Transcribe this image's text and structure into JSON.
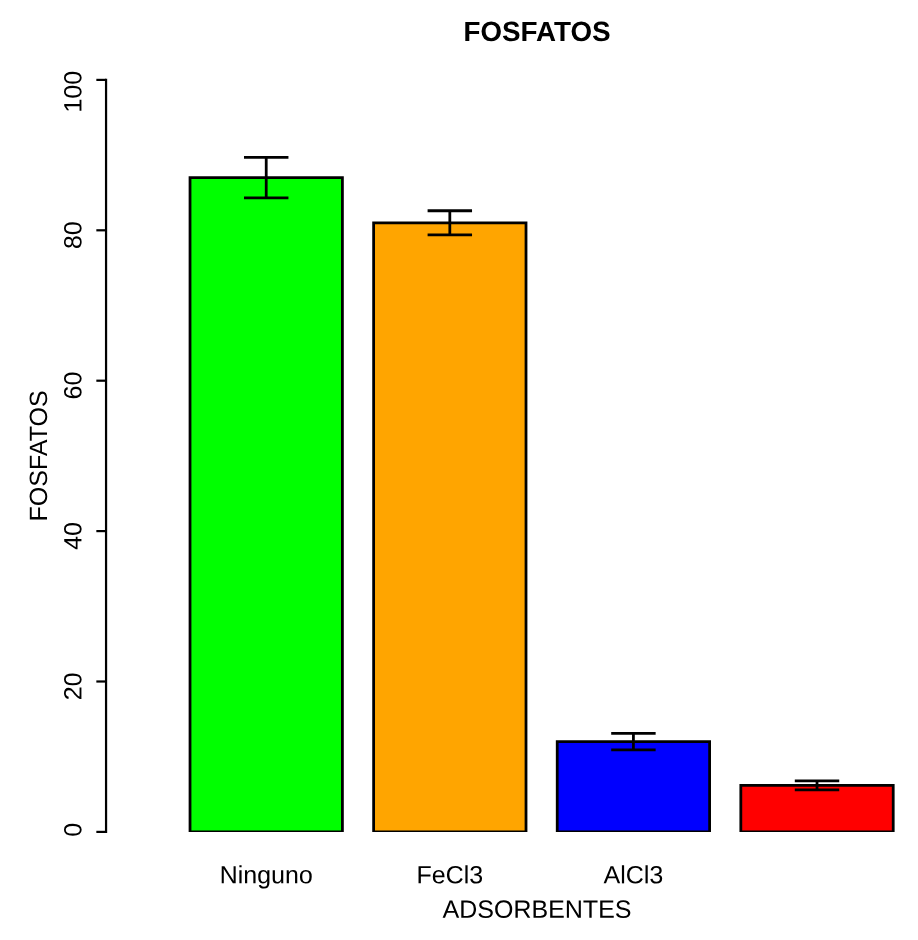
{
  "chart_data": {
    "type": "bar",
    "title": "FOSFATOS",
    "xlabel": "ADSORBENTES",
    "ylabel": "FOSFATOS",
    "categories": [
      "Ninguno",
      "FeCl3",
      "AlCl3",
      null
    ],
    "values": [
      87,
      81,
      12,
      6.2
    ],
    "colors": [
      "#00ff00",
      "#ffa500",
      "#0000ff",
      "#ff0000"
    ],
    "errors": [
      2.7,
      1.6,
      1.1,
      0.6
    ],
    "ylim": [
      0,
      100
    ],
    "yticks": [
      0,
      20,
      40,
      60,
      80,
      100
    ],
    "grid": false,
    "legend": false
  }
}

***

* WHAT THE TASK ASKS *
Write out each entry exactly as given, but skip the pictures.

* EXERCISE RESULT *
Transcribe this image's text and structure into JSON.
{
  "chart_data": {
    "type": "bar",
    "title": "FOSFATOS",
    "xlabel": "ADSORBENTES",
    "ylabel": "FOSFATOS",
    "categories": [
      "Ninguno",
      "FeCl3",
      "AlCl3",
      null
    ],
    "values": [
      87,
      81,
      12,
      6.2
    ],
    "colors": [
      "#00ff00",
      "#ffa500",
      "#0000ff",
      "#ff0000"
    ],
    "errors": [
      2.7,
      1.6,
      1.1,
      0.6
    ],
    "ylim": [
      0,
      100
    ],
    "yticks": [
      0,
      20,
      40,
      60,
      80,
      100
    ],
    "grid": false,
    "legend": false
  }
}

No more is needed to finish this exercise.